---- Data provided

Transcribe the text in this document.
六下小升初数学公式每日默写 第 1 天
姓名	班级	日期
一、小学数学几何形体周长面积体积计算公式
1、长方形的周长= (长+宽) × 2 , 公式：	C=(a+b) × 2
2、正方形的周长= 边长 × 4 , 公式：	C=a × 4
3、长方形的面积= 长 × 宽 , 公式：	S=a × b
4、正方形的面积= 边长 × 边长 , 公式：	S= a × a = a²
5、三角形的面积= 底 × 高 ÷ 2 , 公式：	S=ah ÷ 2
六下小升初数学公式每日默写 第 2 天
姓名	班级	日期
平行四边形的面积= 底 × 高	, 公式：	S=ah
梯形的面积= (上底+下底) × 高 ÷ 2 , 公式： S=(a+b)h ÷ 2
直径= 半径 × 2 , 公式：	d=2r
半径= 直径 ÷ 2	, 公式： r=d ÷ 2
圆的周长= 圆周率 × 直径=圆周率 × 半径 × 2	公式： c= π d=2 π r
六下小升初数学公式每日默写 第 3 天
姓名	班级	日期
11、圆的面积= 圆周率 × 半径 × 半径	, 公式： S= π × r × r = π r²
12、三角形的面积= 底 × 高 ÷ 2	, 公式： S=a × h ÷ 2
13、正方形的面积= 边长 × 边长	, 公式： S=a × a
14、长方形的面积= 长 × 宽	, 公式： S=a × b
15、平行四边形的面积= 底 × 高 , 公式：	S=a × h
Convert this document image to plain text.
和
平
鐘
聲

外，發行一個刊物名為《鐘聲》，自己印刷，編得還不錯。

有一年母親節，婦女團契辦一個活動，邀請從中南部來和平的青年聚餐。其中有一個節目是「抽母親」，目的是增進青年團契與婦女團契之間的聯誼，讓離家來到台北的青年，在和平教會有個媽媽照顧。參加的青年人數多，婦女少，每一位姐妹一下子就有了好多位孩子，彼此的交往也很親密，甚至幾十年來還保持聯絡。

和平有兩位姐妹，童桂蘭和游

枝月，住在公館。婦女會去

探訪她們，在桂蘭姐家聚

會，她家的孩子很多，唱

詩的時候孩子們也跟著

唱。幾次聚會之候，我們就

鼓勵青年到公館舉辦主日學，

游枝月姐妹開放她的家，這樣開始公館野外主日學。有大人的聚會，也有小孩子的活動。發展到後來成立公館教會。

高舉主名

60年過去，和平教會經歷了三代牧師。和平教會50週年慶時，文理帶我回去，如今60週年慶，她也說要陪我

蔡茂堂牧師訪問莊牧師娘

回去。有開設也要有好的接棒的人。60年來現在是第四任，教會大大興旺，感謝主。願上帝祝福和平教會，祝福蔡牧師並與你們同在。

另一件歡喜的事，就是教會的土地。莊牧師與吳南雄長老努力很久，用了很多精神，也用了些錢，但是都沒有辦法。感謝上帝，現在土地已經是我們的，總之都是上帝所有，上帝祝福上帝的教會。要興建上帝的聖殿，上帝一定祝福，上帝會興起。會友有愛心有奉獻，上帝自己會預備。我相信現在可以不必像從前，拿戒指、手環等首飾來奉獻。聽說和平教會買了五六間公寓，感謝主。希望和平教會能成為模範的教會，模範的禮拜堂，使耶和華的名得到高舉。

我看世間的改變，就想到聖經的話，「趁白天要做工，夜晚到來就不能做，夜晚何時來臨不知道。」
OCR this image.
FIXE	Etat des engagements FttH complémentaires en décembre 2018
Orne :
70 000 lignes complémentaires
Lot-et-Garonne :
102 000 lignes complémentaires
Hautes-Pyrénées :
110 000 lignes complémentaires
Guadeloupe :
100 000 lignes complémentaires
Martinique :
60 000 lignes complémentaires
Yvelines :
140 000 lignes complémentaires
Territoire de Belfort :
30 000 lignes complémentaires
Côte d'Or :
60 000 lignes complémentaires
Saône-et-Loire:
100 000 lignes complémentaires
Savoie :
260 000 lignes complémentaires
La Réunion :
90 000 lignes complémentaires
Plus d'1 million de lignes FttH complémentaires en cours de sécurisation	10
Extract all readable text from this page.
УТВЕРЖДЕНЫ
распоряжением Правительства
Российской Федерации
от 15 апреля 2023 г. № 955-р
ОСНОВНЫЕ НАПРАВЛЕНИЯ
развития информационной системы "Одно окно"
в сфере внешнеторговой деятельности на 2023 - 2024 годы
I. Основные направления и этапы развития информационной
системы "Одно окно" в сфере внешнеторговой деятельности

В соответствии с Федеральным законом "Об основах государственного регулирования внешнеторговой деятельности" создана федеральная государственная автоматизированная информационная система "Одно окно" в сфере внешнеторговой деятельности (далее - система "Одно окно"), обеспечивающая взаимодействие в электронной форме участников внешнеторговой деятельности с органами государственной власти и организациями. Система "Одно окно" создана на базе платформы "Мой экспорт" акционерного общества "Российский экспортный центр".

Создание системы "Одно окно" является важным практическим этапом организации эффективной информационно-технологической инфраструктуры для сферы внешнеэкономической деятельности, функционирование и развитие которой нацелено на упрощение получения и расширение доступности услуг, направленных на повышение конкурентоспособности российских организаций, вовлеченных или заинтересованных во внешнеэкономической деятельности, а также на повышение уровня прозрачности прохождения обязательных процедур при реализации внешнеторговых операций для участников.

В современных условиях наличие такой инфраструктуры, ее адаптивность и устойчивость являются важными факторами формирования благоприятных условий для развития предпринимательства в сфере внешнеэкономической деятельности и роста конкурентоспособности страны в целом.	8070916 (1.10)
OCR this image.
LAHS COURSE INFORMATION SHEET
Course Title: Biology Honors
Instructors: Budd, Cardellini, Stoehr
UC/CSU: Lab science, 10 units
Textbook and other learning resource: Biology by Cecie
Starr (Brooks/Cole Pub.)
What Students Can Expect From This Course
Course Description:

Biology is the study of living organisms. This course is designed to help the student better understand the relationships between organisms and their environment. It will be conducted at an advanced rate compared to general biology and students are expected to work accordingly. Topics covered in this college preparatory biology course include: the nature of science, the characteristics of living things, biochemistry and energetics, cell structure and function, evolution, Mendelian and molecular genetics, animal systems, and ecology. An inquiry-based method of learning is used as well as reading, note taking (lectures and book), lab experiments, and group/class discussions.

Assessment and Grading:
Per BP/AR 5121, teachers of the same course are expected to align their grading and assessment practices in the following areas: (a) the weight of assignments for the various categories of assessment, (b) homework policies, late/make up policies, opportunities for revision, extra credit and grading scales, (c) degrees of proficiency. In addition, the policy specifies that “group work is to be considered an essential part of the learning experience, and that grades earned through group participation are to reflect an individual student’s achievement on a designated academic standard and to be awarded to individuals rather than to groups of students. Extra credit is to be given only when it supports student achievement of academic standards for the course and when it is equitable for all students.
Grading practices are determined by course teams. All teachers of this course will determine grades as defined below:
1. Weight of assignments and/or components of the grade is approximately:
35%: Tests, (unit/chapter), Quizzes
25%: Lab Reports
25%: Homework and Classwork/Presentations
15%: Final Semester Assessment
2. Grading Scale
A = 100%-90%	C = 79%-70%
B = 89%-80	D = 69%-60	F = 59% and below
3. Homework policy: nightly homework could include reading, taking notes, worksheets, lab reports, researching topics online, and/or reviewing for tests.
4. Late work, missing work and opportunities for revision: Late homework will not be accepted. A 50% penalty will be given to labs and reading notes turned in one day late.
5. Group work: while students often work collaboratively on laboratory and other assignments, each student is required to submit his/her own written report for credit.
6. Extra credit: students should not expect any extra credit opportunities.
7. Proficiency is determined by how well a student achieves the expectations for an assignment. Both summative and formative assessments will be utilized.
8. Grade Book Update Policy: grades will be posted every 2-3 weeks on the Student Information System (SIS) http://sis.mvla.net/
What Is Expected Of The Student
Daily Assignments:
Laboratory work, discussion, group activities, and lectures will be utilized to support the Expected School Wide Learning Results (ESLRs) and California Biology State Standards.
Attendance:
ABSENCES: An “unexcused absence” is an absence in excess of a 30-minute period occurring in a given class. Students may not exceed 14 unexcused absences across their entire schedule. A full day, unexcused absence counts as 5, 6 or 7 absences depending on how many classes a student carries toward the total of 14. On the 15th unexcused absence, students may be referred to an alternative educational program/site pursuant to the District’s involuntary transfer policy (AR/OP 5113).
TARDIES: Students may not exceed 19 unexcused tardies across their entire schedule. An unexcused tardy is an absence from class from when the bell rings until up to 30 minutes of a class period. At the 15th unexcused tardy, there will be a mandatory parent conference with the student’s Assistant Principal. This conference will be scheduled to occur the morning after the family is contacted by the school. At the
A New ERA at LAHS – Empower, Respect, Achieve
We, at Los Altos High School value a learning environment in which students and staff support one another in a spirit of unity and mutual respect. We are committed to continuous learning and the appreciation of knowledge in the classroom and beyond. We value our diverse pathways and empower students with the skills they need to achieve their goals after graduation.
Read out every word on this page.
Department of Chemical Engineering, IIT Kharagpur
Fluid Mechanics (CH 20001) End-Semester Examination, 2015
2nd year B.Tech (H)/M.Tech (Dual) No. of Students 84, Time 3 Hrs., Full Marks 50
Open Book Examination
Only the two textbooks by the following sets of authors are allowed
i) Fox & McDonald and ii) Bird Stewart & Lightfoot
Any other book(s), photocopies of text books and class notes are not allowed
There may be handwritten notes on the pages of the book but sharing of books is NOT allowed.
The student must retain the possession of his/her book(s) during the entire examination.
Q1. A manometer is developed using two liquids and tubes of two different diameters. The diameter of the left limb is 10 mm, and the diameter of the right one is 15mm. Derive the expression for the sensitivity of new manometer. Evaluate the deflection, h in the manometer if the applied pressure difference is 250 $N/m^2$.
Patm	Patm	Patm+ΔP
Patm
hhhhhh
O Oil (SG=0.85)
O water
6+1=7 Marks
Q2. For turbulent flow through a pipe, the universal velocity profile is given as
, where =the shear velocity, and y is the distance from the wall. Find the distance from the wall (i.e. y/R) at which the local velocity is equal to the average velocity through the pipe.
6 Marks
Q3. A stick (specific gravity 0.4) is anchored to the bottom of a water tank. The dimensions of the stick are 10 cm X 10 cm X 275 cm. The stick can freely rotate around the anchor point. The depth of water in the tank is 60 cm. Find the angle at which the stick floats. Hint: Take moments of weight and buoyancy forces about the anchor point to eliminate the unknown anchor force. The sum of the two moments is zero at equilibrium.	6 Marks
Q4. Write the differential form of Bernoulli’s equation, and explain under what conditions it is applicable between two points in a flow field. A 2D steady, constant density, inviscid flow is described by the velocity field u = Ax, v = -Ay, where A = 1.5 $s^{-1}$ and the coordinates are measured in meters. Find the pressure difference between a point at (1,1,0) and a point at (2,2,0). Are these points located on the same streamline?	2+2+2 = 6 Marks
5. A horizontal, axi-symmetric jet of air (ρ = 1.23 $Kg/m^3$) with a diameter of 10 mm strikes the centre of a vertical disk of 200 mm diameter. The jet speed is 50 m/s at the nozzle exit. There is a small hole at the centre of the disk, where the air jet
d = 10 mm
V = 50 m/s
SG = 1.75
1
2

--------

• Work instructions:
From the entries above, return each line with the word "below" in it.

• Full output:
Grading practices are determined by course teams. All teachers of this course will determine grades as defined below:
B = 89%-80	D = 69%-60	F = 59% and below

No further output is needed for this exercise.